Filter the records below for the word "urodzeń". Copy each line that holds it.
╔══
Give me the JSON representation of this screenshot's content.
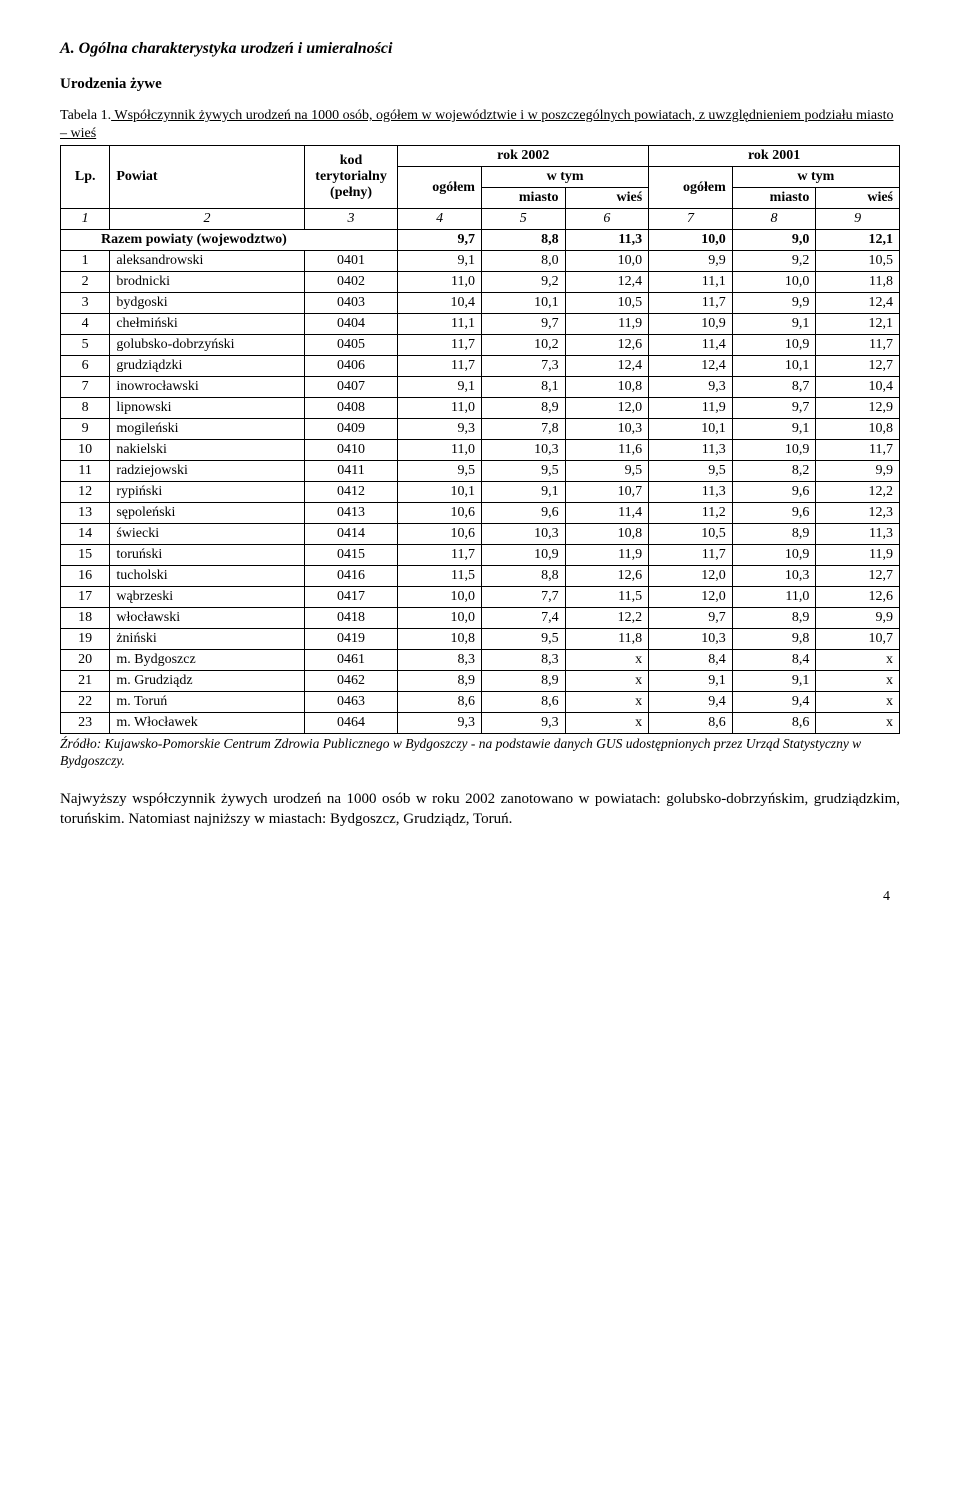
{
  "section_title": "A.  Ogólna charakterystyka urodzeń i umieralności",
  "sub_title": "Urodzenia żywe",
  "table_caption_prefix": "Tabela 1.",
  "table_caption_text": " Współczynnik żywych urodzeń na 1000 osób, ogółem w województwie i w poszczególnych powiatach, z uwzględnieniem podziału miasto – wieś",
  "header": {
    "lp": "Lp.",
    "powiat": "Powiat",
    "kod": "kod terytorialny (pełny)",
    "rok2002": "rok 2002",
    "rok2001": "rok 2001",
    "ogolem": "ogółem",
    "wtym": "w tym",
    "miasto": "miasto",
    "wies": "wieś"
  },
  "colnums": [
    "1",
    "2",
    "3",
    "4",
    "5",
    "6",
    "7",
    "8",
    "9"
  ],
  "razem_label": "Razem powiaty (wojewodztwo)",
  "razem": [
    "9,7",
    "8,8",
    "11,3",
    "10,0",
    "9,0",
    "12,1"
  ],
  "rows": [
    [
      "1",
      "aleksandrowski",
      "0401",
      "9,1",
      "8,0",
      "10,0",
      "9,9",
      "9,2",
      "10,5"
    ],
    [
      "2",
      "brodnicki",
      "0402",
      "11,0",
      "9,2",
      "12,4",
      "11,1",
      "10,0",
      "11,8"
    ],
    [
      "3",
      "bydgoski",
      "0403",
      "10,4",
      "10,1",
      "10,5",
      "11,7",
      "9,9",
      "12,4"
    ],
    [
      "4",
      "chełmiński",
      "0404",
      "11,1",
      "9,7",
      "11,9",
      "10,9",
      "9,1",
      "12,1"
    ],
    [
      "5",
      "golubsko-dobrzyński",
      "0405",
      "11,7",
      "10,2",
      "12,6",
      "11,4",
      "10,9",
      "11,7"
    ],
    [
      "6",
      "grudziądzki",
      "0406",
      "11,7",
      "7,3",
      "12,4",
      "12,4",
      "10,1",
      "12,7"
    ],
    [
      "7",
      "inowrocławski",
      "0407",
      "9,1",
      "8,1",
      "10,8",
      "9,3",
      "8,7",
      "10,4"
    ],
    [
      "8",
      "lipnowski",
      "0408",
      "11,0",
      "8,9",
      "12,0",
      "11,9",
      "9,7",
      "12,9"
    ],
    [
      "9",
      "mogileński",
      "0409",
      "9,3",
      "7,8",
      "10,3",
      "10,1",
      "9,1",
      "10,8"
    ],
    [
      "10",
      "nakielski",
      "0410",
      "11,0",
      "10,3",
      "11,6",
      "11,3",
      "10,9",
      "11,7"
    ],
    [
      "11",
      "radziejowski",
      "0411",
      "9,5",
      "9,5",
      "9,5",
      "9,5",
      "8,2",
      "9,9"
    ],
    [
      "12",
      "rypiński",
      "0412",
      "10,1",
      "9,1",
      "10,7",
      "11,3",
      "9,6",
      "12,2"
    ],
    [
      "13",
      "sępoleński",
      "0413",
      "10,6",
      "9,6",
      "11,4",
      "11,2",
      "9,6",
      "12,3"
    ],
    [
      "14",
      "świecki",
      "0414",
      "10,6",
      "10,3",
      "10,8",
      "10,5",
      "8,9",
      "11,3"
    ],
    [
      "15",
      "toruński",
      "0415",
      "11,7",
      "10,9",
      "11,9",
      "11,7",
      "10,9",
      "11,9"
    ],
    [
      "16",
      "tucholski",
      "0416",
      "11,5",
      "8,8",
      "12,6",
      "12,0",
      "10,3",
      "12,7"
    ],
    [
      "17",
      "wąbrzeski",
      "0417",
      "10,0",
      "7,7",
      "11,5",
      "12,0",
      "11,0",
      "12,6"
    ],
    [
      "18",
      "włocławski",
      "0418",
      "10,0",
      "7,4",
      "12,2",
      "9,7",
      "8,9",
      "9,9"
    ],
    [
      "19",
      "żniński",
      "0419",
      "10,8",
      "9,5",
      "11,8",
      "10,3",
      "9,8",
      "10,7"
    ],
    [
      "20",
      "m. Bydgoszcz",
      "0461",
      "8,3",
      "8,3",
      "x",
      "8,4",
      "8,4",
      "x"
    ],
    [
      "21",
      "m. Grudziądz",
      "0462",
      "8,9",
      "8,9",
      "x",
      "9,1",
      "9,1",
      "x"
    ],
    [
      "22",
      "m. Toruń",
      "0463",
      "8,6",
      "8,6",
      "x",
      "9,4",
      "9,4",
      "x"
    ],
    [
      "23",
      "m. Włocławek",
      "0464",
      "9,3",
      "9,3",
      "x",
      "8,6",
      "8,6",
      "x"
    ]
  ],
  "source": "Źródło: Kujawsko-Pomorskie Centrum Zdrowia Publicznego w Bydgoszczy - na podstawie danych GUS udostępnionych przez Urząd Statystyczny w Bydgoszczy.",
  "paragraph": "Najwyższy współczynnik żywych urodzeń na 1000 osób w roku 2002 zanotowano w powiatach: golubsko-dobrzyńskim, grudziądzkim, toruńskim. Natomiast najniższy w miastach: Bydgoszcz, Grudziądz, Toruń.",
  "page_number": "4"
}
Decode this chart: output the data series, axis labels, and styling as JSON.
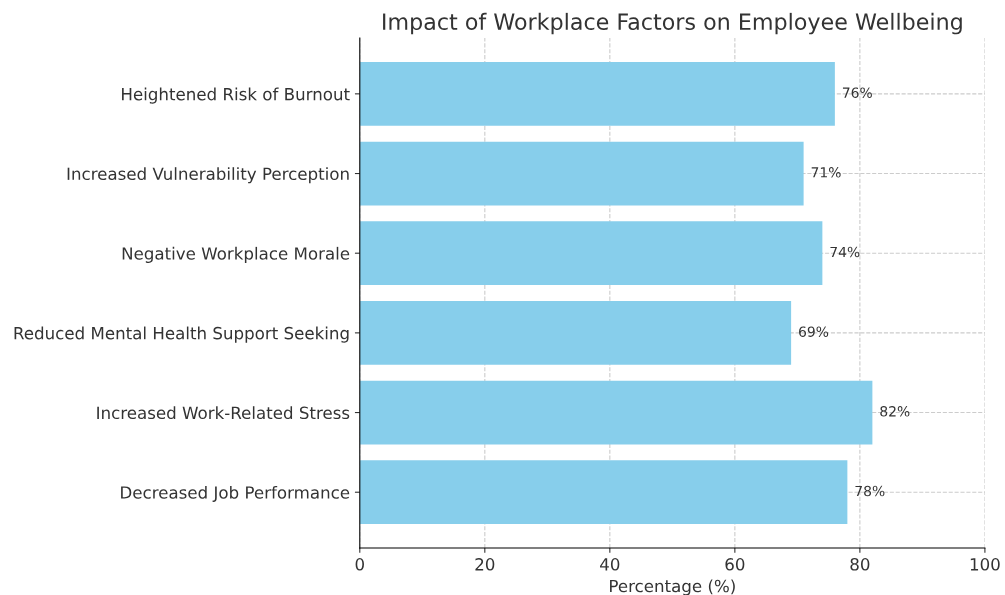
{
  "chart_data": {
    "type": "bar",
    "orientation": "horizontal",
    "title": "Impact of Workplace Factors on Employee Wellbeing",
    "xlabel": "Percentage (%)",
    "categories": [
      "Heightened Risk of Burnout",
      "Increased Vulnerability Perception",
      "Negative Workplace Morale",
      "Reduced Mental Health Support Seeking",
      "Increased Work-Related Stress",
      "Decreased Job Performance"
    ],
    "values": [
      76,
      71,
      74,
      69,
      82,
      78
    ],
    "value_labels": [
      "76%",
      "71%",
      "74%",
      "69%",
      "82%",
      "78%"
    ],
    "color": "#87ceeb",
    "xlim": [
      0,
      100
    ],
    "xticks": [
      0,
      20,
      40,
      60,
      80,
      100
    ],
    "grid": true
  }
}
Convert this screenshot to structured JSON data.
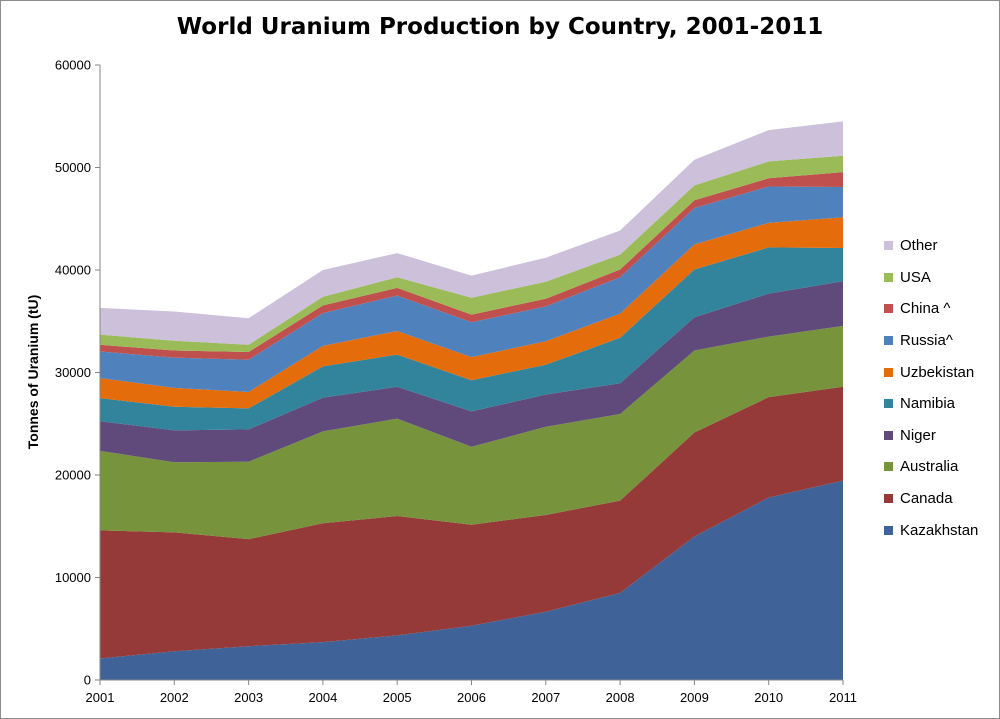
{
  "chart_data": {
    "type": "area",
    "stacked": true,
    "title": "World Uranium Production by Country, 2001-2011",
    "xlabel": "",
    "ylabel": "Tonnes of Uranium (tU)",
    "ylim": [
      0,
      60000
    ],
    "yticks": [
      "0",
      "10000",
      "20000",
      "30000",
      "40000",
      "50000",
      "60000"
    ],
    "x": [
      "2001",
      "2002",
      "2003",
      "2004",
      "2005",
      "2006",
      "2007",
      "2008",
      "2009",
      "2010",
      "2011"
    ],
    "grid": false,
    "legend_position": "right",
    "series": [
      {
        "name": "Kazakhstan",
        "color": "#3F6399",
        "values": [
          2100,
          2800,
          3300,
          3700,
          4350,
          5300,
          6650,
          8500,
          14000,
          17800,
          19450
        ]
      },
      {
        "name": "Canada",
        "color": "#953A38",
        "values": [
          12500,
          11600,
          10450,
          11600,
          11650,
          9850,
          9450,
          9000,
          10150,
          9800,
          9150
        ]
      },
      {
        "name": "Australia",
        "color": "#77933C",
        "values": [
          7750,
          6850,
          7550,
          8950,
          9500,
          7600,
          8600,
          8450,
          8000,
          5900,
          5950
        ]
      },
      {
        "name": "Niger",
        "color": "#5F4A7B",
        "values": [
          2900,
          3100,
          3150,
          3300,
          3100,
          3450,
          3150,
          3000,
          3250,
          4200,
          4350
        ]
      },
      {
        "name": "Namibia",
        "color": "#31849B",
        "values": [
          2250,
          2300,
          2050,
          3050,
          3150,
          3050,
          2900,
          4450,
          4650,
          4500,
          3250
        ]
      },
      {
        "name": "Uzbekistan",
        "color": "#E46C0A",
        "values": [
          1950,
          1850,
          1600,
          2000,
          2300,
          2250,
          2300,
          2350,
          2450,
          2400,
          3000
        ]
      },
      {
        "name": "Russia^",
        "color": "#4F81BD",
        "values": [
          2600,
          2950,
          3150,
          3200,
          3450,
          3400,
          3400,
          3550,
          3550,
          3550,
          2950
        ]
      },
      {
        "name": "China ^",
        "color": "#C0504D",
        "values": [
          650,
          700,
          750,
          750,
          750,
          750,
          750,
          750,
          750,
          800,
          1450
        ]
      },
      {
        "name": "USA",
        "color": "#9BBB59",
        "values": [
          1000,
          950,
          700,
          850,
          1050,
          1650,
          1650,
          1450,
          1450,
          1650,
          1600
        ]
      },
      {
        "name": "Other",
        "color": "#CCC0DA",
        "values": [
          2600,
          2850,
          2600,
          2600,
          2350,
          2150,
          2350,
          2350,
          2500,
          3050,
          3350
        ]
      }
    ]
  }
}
╚══
● Result of the task:
  "section_title": "A.  Ogólna charakterystyka urodzeń i umieralności",
  "table_caption_text": " Współczynnik żywych urodzeń na 1000 osób, ogółem w województwie i w poszczególnych powiatach, z uwzględnieniem podziału miasto – wieś",
  "paragraph": "Najwyższy współczynnik żywych urodzeń na 1000 osób w roku 2002 zanotowano w powiatach: golubsko-dobrzyńskim, grudziądzkim, toruńskim. Natomiast najniższy w miastach: Bydgoszcz, Grudziądz, Toruń.",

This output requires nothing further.